§ ITEMS:
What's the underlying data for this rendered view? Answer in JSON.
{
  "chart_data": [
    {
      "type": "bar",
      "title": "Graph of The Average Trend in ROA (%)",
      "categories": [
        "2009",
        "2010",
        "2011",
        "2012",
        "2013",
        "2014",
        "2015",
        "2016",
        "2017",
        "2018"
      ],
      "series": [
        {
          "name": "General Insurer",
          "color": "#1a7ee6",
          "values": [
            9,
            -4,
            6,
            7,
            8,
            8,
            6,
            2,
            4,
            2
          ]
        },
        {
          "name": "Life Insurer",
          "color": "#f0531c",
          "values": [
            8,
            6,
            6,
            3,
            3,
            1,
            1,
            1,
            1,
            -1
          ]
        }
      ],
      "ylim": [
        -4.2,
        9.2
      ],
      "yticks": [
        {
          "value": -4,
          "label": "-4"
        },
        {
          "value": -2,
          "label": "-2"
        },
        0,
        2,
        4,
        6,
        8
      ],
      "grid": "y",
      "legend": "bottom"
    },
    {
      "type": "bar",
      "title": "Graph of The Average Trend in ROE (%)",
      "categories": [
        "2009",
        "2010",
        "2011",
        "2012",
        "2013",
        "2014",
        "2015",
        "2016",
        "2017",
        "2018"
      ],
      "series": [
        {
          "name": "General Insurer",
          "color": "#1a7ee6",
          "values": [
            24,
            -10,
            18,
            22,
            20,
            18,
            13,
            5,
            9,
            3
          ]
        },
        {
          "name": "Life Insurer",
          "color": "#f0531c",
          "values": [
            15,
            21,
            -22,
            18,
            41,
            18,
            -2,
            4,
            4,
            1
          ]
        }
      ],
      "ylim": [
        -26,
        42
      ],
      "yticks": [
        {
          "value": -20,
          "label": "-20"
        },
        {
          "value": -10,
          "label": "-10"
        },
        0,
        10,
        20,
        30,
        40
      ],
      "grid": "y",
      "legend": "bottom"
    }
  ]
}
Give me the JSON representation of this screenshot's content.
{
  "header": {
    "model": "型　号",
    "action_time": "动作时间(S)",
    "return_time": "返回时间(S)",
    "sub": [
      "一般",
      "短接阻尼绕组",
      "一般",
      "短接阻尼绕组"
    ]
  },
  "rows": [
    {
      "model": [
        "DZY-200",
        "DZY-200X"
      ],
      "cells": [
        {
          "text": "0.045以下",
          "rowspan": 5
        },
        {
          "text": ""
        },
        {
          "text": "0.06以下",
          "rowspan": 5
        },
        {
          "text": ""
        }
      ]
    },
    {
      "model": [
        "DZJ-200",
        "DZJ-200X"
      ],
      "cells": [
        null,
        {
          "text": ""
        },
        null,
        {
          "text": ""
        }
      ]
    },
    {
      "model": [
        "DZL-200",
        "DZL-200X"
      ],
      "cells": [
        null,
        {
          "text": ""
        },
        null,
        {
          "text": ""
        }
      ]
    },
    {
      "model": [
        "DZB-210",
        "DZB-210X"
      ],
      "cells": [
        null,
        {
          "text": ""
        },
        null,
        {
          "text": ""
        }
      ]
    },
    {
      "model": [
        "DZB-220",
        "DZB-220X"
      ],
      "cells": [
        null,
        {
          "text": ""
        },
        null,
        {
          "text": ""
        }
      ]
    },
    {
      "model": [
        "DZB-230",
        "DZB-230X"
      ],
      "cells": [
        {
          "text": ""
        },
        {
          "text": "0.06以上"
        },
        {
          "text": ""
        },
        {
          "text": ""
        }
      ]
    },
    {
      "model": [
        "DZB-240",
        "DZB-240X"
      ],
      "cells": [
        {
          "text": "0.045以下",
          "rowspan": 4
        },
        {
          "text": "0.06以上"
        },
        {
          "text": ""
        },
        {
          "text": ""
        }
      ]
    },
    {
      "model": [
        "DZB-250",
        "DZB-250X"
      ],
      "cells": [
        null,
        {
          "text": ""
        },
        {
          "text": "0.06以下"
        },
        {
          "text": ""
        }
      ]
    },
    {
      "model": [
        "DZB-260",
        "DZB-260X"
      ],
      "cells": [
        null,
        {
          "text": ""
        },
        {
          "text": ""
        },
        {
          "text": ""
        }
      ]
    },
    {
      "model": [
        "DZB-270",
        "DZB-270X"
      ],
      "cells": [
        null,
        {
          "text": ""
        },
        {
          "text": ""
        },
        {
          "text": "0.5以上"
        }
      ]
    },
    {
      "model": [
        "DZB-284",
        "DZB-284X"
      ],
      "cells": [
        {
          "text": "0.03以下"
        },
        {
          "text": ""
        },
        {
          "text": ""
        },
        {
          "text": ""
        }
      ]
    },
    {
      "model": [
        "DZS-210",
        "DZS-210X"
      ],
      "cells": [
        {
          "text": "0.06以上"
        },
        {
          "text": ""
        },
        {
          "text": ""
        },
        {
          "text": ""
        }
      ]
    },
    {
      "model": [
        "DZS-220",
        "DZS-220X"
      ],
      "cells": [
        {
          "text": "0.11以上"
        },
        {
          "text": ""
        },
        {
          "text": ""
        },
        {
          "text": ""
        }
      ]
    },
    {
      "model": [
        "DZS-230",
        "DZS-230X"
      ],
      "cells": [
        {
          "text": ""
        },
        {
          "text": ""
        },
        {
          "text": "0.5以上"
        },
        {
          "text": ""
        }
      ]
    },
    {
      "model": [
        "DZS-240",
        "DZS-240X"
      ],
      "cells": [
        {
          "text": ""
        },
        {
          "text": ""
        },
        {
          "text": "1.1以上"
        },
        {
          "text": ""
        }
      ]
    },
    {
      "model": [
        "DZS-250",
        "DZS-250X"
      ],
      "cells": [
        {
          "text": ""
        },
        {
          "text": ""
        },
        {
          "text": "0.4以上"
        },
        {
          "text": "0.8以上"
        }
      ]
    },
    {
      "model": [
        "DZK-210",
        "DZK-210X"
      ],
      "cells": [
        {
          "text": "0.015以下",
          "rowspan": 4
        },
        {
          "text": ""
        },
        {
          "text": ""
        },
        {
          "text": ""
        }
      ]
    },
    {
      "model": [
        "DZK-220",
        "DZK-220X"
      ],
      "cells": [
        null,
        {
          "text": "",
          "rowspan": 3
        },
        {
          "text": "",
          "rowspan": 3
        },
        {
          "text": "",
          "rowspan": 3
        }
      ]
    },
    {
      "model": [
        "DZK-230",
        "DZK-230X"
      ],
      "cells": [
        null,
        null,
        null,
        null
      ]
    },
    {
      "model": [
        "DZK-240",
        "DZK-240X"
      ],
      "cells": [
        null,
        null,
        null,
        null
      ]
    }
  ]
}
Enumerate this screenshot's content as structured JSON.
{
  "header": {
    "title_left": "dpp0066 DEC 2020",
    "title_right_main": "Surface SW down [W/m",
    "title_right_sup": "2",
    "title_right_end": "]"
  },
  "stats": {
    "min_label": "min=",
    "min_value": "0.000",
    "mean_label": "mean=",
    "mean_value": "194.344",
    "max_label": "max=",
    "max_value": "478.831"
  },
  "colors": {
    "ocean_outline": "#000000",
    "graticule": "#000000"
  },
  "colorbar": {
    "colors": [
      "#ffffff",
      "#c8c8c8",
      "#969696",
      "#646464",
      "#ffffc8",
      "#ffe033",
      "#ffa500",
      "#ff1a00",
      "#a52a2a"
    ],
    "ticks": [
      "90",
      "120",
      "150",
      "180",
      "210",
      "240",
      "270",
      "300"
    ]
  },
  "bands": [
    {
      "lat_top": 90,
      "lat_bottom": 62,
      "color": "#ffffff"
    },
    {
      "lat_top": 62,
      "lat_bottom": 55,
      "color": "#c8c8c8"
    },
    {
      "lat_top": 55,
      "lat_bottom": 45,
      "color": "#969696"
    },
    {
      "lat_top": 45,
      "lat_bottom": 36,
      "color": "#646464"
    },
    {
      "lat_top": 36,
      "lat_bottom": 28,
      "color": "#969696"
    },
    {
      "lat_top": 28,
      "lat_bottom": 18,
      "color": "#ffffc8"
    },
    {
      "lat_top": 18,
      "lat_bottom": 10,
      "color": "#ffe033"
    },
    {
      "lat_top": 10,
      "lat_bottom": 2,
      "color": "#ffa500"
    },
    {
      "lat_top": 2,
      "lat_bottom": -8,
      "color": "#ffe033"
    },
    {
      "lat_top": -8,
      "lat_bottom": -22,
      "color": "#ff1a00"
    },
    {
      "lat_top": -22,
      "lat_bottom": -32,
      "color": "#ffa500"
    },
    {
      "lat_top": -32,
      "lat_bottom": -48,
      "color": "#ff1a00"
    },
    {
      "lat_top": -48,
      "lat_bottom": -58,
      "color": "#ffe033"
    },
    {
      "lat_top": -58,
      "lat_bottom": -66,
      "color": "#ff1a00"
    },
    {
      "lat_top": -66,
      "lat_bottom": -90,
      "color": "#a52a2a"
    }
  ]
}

§ YOUR OBJECTIVE: Copy out every line from the one containing "Enumerate this screenshot's" to the end of the material, both ends included.

§ RESPONSE TO THIS EXERCISE:
Enumerate this screenshot's content as structured JSON.
{
  "header": {
    "title_left": "dpp0066 DEC 2020",
    "title_right_main": "Surface SW down [W/m",
    "title_right_sup": "2",
    "title_right_end": "]"
  },
  "stats": {
    "min_label": "min=",
    "min_value": "0.000",
    "mean_label": "mean=",
    "mean_value": "194.344",
    "max_label": "max=",
    "max_value": "478.831"
  },
  "colors": {
    "ocean_outline": "#000000",
    "graticule": "#000000"
  },
  "colorbar": {
    "colors": [
      "#ffffff",
      "#c8c8c8",
      "#969696",
      "#646464",
      "#ffffc8",
      "#ffe033",
      "#ffa500",
      "#ff1a00",
      "#a52a2a"
    ],
    "ticks": [
      "90",
      "120",
      "150",
      "180",
      "210",
      "240",
      "270",
      "300"
    ]
  },
  "bands": [
    {
      "lat_top": 90,
      "lat_bottom": 62,
      "color": "#ffffff"
    },
    {
      "lat_top": 62,
      "lat_bottom": 55,
      "color": "#c8c8c8"
    },
    {
      "lat_top": 55,
      "lat_bottom": 45,
      "color": "#969696"
    },
    {
      "lat_top": 45,
      "lat_bottom": 36,
      "color": "#646464"
    },
    {
      "lat_top": 36,
      "lat_bottom": 28,
      "color": "#969696"
    },
    {
      "lat_top": 28,
      "lat_bottom": 18,
      "color": "#ffffc8"
    },
    {
      "lat_top": 18,
      "lat_bottom": 10,
      "color": "#ffe033"
    },
    {
      "lat_top": 10,
      "lat_bottom": 2,
      "color": "#ffa500"
    },
    {
      "lat_top": 2,
      "lat_bottom": -8,
      "color": "#ffe033"
    },
    {
      "lat_top": -8,
      "lat_bottom": -22,
      "color": "#ff1a00"
    },
    {
      "lat_top": -22,
      "lat_bottom": -32,
      "color": "#ffa500"
    },
    {
      "lat_top": -32,
      "lat_bottom": -48,
      "color": "#ff1a00"
    },
    {
      "lat_top": -48,
      "lat_bottom": -58,
      "color": "#ffe033"
    },
    {
      "lat_top": -58,
      "lat_bottom": -66,
      "color": "#ff1a00"
    },
    {
      "lat_top": -66,
      "lat_bottom": -90,
      "color": "#a52a2a"
    }
  ]
}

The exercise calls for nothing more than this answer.